| EXERCISE |
Exactly repeat the full listing that follows.

▶

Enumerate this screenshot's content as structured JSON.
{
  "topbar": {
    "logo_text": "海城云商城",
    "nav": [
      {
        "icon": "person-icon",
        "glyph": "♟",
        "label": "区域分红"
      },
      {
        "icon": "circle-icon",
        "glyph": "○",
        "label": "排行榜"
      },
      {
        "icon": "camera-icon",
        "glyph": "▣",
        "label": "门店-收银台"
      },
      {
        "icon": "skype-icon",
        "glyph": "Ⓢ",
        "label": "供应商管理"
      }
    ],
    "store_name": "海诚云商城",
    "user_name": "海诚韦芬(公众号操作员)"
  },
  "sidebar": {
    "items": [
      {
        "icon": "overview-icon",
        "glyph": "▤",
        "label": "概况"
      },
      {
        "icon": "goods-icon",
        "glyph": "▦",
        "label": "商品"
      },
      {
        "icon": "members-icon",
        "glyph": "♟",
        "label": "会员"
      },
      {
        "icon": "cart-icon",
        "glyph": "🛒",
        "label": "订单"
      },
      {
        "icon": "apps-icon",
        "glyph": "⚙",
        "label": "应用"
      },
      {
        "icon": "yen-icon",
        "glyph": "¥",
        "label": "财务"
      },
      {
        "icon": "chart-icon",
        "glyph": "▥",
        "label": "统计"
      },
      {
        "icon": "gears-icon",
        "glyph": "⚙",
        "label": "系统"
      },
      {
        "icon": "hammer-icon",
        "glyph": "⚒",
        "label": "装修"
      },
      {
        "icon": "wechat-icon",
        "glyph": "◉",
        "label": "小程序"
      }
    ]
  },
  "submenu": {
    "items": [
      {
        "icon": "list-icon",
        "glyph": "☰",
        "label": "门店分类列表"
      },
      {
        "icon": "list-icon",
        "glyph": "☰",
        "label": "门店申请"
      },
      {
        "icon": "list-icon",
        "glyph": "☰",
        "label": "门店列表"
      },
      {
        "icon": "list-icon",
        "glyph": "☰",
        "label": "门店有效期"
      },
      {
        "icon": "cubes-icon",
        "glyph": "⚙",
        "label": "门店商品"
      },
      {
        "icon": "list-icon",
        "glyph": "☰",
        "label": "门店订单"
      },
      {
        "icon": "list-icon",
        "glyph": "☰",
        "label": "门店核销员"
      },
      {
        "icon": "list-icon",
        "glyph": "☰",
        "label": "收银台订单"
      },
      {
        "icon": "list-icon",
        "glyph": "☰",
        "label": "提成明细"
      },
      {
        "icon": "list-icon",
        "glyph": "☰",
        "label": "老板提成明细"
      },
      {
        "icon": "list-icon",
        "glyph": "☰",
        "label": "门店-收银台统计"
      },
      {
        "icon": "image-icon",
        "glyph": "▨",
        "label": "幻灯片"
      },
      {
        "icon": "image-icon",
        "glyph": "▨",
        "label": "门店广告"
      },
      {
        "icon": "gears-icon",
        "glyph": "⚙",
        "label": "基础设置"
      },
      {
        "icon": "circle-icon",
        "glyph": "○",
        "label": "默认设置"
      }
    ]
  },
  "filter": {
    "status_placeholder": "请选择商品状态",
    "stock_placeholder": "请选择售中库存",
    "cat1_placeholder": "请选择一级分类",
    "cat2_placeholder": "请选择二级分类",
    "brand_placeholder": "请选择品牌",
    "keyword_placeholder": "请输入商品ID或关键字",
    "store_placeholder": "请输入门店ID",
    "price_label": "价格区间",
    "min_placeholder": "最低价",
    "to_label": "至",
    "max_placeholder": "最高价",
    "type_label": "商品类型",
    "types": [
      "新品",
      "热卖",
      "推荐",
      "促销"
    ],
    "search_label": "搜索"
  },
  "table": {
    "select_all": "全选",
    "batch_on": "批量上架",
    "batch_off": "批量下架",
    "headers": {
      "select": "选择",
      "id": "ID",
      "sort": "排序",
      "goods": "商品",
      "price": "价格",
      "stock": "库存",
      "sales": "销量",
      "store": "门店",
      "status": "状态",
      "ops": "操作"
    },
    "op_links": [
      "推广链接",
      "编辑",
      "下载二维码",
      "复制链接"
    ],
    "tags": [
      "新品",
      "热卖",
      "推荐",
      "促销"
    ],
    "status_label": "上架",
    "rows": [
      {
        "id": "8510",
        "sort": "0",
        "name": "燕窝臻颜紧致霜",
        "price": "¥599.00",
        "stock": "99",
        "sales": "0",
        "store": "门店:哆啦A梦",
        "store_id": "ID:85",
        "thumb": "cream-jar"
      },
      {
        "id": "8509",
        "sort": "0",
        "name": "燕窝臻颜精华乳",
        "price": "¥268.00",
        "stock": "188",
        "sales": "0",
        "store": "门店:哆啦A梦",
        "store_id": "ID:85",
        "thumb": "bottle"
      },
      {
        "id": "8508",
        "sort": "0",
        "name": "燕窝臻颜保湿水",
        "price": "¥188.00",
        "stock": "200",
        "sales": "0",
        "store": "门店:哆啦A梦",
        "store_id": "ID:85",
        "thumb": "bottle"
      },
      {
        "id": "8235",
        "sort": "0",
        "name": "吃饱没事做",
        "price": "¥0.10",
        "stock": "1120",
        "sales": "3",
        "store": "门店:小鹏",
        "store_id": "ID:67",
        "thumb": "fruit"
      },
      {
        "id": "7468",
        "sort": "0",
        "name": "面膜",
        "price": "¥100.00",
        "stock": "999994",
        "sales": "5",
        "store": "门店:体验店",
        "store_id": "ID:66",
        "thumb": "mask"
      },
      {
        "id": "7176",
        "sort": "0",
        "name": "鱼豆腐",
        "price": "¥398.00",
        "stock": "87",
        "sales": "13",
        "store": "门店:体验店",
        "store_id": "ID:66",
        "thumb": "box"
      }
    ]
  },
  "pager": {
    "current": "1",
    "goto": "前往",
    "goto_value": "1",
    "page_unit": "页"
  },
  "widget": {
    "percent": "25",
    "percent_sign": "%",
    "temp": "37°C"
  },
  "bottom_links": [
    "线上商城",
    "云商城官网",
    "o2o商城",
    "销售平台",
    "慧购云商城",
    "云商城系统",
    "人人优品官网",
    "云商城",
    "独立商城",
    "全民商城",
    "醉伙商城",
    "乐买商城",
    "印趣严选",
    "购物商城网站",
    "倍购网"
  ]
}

◀

| THE REPLY |
Enumerate this screenshot's content as structured JSON.
{
  "topbar": {
    "logo_text": "海城云商城",
    "nav": [
      {
        "icon": "person-icon",
        "glyph": "♟",
        "label": "区域分红"
      },
      {
        "icon": "circle-icon",
        "glyph": "○",
        "label": "排行榜"
      },
      {
        "icon": "camera-icon",
        "glyph": "▣",
        "label": "门店-收银台"
      },
      {
        "icon": "skype-icon",
        "glyph": "Ⓢ",
        "label": "供应商管理"
      }
    ],
    "store_name": "海诚云商城",
    "user_name": "海诚韦芬(公众号操作员)"
  },
  "sidebar": {
    "items": [
      {
        "icon": "overview-icon",
        "glyph": "▤",
        "label": "概况"
      },
      {
        "icon": "goods-icon",
        "glyph": "▦",
        "label": "商品"
      },
      {
        "icon": "members-icon",
        "glyph": "♟",
        "label": "会员"
      },
      {
        "icon": "cart-icon",
        "glyph": "🛒",
        "label": "订单"
      },
      {
        "icon": "apps-icon",
        "glyph": "⚙",
        "label": "应用"
      },
      {
        "icon": "yen-icon",
        "glyph": "¥",
        "label": "财务"
      },
      {
        "icon": "chart-icon",
        "glyph": "▥",
        "label": "统计"
      },
      {
        "icon": "gears-icon",
        "glyph": "⚙",
        "label": "系统"
      },
      {
        "icon": "hammer-icon",
        "glyph": "⚒",
        "label": "装修"
      },
      {
        "icon": "wechat-icon",
        "glyph": "◉",
        "label": "小程序"
      }
    ]
  },
  "submenu": {
    "items": [
      {
        "icon": "list-icon",
        "glyph": "☰",
        "label": "门店分类列表"
      },
      {
        "icon": "list-icon",
        "glyph": "☰",
        "label": "门店申请"
      },
      {
        "icon": "list-icon",
        "glyph": "☰",
        "label": "门店列表"
      },
      {
        "icon": "list-icon",
        "glyph": "☰",
        "label": "门店有效期"
      },
      {
        "icon": "cubes-icon",
        "glyph": "⚙",
        "label": "门店商品"
      },
      {
        "icon": "list-icon",
        "glyph": "☰",
        "label": "门店订单"
      },
      {
        "icon": "list-icon",
        "glyph": "☰",
        "label": "门店核销员"
      },
      {
        "icon": "list-icon",
        "glyph": "☰",
        "label": "收银台订单"
      },
      {
        "icon": "list-icon",
        "glyph": "☰",
        "label": "提成明细"
      },
      {
        "icon": "list-icon",
        "glyph": "☰",
        "label": "老板提成明细"
      },
      {
        "icon": "list-icon",
        "glyph": "☰",
        "label": "门店-收银台统计"
      },
      {
        "icon": "image-icon",
        "glyph": "▨",
        "label": "幻灯片"
      },
      {
        "icon": "image-icon",
        "glyph": "▨",
        "label": "门店广告"
      },
      {
        "icon": "gears-icon",
        "glyph": "⚙",
        "label": "基础设置"
      },
      {
        "icon": "circle-icon",
        "glyph": "○",
        "label": "默认设置"
      }
    ]
  },
  "filter": {
    "status_placeholder": "请选择商品状态",
    "stock_placeholder": "请选择售中库存",
    "cat1_placeholder": "请选择一级分类",
    "cat2_placeholder": "请选择二级分类",
    "brand_placeholder": "请选择品牌",
    "keyword_placeholder": "请输入商品ID或关键字",
    "store_placeholder": "请输入门店ID",
    "price_label": "价格区间",
    "min_placeholder": "最低价",
    "to_label": "至",
    "max_placeholder": "最高价",
    "type_label": "商品类型",
    "types": [
      "新品",
      "热卖",
      "推荐",
      "促销"
    ],
    "search_label": "搜索"
  },
  "table": {
    "select_all": "全选",
    "batch_on": "批量上架",
    "batch_off": "批量下架",
    "headers": {
      "select": "选择",
      "id": "ID",
      "sort": "排序",
      "goods": "商品",
      "price": "价格",
      "stock": "库存",
      "sales": "销量",
      "store": "门店",
      "status": "状态",
      "ops": "操作"
    },
    "op_links": [
      "推广链接",
      "编辑",
      "下载二维码",
      "复制链接"
    ],
    "tags": [
      "新品",
      "热卖",
      "推荐",
      "促销"
    ],
    "status_label": "上架",
    "rows": [
      {
        "id": "8510",
        "sort": "0",
        "name": "燕窝臻颜紧致霜",
        "price": "¥599.00",
        "stock": "99",
        "sales": "0",
        "store": "门店:哆啦A梦",
        "store_id": "ID:85",
        "thumb": "cream-jar"
      },
      {
        "id": "8509",
        "sort": "0",
        "name": "燕窝臻颜精华乳",
        "price": "¥268.00",
        "stock": "188",
        "sales": "0",
        "store": "门店:哆啦A梦",
        "store_id": "ID:85",
        "thumb": "bottle"
      },
      {
        "id": "8508",
        "sort": "0",
        "name": "燕窝臻颜保湿水",
        "price": "¥188.00",
        "stock": "200",
        "sales": "0",
        "store": "门店:哆啦A梦",
        "store_id": "ID:85",
        "thumb": "bottle"
      },
      {
        "id": "8235",
        "sort": "0",
        "name": "吃饱没事做",
        "price": "¥0.10",
        "stock": "1120",
        "sales": "3",
        "store": "门店:小鹏",
        "store_id": "ID:67",
        "thumb": "fruit"
      },
      {
        "id": "7468",
        "sort": "0",
        "name": "面膜",
        "price": "¥100.00",
        "stock": "999994",
        "sales": "5",
        "store": "门店:体验店",
        "store_id": "ID:66",
        "thumb": "mask"
      },
      {
        "id": "7176",
        "sort": "0",
        "name": "鱼豆腐",
        "price": "¥398.00",
        "stock": "87",
        "sales": "13",
        "store": "门店:体验店",
        "store_id": "ID:66",
        "thumb": "box"
      }
    ]
  },
  "pager": {
    "current": "1",
    "goto": "前往",
    "goto_value": "1",
    "page_unit": "页"
  },
  "widget": {
    "percent": "25",
    "percent_sign": "%",
    "temp": "37°C"
  },
  "bottom_links": [
    "线上商城",
    "云商城官网",
    "o2o商城",
    "销售平台",
    "慧购云商城",
    "云商城系统",
    "人人优品官网",
    "云商城",
    "独立商城",
    "全民商城",
    "醉伙商城",
    "乐买商城",
    "印趣严选",
    "购物商城网站",
    "倍购网"
  ]
}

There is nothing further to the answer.